__Your instructions__.
Take the material and output all of it exactly.

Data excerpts
---------------
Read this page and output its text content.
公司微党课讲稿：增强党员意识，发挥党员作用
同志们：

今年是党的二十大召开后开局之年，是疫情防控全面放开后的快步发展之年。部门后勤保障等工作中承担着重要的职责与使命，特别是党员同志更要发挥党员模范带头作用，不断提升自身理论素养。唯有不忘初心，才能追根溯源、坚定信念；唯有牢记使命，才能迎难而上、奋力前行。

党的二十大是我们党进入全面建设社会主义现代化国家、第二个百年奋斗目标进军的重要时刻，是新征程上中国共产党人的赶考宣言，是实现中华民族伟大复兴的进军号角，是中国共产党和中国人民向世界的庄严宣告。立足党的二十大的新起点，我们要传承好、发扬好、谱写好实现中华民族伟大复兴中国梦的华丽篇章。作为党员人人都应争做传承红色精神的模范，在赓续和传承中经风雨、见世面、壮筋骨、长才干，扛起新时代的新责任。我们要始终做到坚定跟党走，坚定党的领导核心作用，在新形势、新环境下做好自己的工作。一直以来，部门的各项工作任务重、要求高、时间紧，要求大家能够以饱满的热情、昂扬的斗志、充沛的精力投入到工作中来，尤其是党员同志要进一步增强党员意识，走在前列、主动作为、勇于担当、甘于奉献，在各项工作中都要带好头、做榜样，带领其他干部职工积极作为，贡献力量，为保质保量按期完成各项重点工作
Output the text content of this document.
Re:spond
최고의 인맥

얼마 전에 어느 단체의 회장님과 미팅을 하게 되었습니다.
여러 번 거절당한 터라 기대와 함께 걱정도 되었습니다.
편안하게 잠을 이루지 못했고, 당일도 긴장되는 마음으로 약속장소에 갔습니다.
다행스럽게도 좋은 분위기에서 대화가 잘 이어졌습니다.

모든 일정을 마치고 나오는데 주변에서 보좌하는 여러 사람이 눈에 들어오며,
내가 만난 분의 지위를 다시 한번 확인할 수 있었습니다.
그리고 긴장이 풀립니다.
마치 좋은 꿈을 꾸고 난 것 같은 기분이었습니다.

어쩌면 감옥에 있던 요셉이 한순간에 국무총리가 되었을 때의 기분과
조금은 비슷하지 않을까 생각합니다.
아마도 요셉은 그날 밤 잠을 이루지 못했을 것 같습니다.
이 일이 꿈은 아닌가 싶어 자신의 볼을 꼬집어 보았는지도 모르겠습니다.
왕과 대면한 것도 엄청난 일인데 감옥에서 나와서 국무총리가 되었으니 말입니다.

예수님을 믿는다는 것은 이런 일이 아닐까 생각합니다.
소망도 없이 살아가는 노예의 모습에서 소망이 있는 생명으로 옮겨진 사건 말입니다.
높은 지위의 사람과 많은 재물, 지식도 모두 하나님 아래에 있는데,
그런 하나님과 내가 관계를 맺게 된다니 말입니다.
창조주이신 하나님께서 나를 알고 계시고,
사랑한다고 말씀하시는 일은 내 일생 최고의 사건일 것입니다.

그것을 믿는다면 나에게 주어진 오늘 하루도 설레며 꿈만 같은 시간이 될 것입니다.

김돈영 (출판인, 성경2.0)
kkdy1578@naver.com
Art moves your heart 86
---------------
__Task solution__.
Read this page and output its text content.
公司微党课讲稿：增强党员意识，发挥党员作用
同志们：

今年是党的二十大召开后开局之年，是疫情防控全面放开后的快步发展之年。部门后勤保障等工作中承担着重要的职责与使命，特别是党员同志更要发挥党员模范带头作用，不断提升自身理论素养。唯有不忘初心，才能追根溯源、坚定信念；唯有牢记使命，才能迎难而上、奋力前行。

党的二十大是我们党进入全面建设社会主义现代化国家、第二个百年奋斗目标进军的重要时刻，是新征程上中国共产党人的赶考宣言，是实现中华民族伟大复兴的进军号角，是中国共产党和中国人民向世界的庄严宣告。立足党的二十大的新起点，我们要传承好、发扬好、谱写好实现中华民族伟大复兴中国梦的华丽篇章。作为党员人人都应争做传承红色精神的模范，在赓续和传承中经风雨、见世面、壮筋骨、长才干，扛起新时代的新责任。我们要始终做到坚定跟党走，坚定党的领导核心作用，在新形势、新环境下做好自己的工作。一直以来，部门的各项工作任务重、要求高、时间紧，要求大家能够以饱满的热情、昂扬的斗志、充沛的精力投入到工作中来，尤其是党员同志要进一步增强党员意识，走在前列、主动作为、勇于担当、甘于奉献，在各项工作中都要带好头、做榜样，带领其他干部职工积极作为，贡献力量，为保质保量按期完成各项重点工作
Output the text content of this document.
Re:spond
최고의 인맥

얼마 전에 어느 단체의 회장님과 미팅을 하게 되었습니다.
여러 번 거절당한 터라 기대와 함께 걱정도 되었습니다.
편안하게 잠을 이루지 못했고, 당일도 긴장되는 마음으로 약속장소에 갔습니다.
다행스럽게도 좋은 분위기에서 대화가 잘 이어졌습니다.

모든 일정을 마치고 나오는데 주변에서 보좌하는 여러 사람이 눈에 들어오며,
내가 만난 분의 지위를 다시 한번 확인할 수 있었습니다.
그리고 긴장이 풀립니다.
마치 좋은 꿈을 꾸고 난 것 같은 기분이었습니다.

어쩌면 감옥에 있던 요셉이 한순간에 국무총리가 되었을 때의 기분과
조금은 비슷하지 않을까 생각합니다.
아마도 요셉은 그날 밤 잠을 이루지 못했을 것 같습니다.
이 일이 꿈은 아닌가 싶어 자신의 볼을 꼬집어 보았는지도 모르겠습니다.
왕과 대면한 것도 엄청난 일인데 감옥에서 나와서 국무총리가 되었으니 말입니다.

예수님을 믿는다는 것은 이런 일이 아닐까 생각합니다.
소망도 없이 살아가는 노예의 모습에서 소망이 있는 생명으로 옮겨진 사건 말입니다.
높은 지위의 사람과 많은 재물, 지식도 모두 하나님 아래에 있는데,
그런 하나님과 내가 관계를 맺게 된다니 말입니다.
창조주이신 하나님께서 나를 알고 계시고,
사랑한다고 말씀하시는 일은 내 일생 최고의 사건일 것입니다.

그것을 믿는다면 나에게 주어진 오늘 하루도 설레며 꿈만 같은 시간이 될 것입니다.

김돈영 (출판인, 성경2.0)
kkdy1578@naver.com
Art moves your heart 86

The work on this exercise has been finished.